■ TASK: Transcribe verbatim every line from the line containing "OCR this image." to the end of the entries, including both endpoints. Output nothing beyond those lines.

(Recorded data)
....................

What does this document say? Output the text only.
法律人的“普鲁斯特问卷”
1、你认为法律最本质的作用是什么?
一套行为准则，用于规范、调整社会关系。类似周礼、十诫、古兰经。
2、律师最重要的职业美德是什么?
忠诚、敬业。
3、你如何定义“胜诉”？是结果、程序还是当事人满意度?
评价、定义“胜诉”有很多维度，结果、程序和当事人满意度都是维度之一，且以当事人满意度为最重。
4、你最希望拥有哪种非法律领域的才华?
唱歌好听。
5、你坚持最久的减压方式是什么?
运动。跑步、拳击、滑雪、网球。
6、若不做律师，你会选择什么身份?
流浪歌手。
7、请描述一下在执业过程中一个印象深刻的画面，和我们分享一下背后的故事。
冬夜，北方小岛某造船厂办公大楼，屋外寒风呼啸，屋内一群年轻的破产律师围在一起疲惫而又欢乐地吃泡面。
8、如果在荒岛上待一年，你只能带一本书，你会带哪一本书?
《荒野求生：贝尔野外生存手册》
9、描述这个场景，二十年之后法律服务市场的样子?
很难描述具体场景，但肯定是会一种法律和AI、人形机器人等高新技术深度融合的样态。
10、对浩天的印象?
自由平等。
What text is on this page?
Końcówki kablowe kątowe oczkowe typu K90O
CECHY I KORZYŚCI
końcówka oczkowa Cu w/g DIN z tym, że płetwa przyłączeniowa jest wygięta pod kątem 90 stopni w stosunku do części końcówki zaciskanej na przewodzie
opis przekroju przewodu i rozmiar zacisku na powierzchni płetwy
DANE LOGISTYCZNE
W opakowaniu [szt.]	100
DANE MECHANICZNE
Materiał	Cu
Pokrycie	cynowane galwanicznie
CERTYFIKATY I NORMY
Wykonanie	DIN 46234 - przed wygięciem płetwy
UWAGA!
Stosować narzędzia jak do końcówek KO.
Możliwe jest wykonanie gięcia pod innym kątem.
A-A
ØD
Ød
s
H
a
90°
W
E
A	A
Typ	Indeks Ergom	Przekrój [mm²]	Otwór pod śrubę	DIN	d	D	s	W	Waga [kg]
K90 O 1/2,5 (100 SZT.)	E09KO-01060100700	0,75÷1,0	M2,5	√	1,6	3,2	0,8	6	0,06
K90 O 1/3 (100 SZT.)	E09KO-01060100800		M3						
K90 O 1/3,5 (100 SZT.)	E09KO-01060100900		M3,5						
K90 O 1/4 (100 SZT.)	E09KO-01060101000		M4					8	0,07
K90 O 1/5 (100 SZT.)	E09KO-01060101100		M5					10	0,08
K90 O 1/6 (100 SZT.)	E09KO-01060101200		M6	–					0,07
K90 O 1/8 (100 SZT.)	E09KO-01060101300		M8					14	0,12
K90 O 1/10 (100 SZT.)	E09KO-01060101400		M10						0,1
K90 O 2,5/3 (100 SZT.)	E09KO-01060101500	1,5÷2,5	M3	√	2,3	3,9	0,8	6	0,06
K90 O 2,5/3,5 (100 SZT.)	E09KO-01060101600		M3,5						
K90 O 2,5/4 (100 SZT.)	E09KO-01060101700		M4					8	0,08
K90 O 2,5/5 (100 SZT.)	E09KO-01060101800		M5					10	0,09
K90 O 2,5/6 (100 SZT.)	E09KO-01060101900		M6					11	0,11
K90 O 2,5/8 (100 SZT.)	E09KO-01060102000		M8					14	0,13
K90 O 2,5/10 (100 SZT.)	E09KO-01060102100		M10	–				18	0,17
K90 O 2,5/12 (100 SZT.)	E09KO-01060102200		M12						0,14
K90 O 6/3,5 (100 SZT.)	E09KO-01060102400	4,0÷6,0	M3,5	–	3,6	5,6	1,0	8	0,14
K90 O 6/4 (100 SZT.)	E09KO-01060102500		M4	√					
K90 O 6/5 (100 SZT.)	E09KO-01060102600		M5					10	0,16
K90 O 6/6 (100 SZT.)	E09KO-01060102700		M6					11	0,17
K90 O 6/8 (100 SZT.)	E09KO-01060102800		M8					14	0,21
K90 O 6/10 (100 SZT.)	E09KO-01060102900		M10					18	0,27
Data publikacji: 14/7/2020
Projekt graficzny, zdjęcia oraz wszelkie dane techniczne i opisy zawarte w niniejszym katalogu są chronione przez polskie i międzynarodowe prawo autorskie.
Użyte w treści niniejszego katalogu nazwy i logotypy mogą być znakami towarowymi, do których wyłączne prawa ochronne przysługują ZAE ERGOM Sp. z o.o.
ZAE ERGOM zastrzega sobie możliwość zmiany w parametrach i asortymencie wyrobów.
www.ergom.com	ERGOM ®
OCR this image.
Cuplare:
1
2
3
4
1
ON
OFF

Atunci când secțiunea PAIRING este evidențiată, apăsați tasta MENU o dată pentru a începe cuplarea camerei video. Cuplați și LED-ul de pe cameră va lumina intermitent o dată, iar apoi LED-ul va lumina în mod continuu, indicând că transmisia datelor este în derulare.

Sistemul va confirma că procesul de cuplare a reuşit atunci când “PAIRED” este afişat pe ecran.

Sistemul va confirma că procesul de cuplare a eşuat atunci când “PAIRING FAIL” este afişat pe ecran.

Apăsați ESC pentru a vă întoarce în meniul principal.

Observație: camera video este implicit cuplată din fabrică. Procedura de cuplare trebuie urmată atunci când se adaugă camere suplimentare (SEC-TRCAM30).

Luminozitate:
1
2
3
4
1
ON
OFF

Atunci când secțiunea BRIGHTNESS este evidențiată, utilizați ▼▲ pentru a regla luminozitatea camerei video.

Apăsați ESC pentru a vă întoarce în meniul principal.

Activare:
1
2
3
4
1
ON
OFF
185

....................

■ COMPLETE OUTPUT:
OCR this image.
Cuplare:
1
2
3
4
1
ON
OFF

Atunci când secțiunea PAIRING este evidențiată, apăsați tasta MENU o dată pentru a începe cuplarea camerei video. Cuplați și LED-ul de pe cameră va lumina intermitent o dată, iar apoi LED-ul va lumina în mod continuu, indicând că transmisia datelor este în derulare.

Sistemul va confirma că procesul de cuplare a reuşit atunci când “PAIRED” este afişat pe ecran.

Sistemul va confirma că procesul de cuplare a eşuat atunci când “PAIRING FAIL” este afişat pe ecran.

Apăsați ESC pentru a vă întoarce în meniul principal.

Observație: camera video este implicit cuplată din fabrică. Procedura de cuplare trebuie urmată atunci când se adaugă camere suplimentare (SEC-TRCAM30).

Luminozitate:
1
2
3
4
1
ON
OFF

Atunci când secțiunea BRIGHTNESS este evidențiată, utilizați ▼▲ pentru a regla luminozitatea camerei video.

Apăsați ESC pentru a vă întoarce în meniul principal.

Activare:
1
2
3
4
1
ON
OFF
185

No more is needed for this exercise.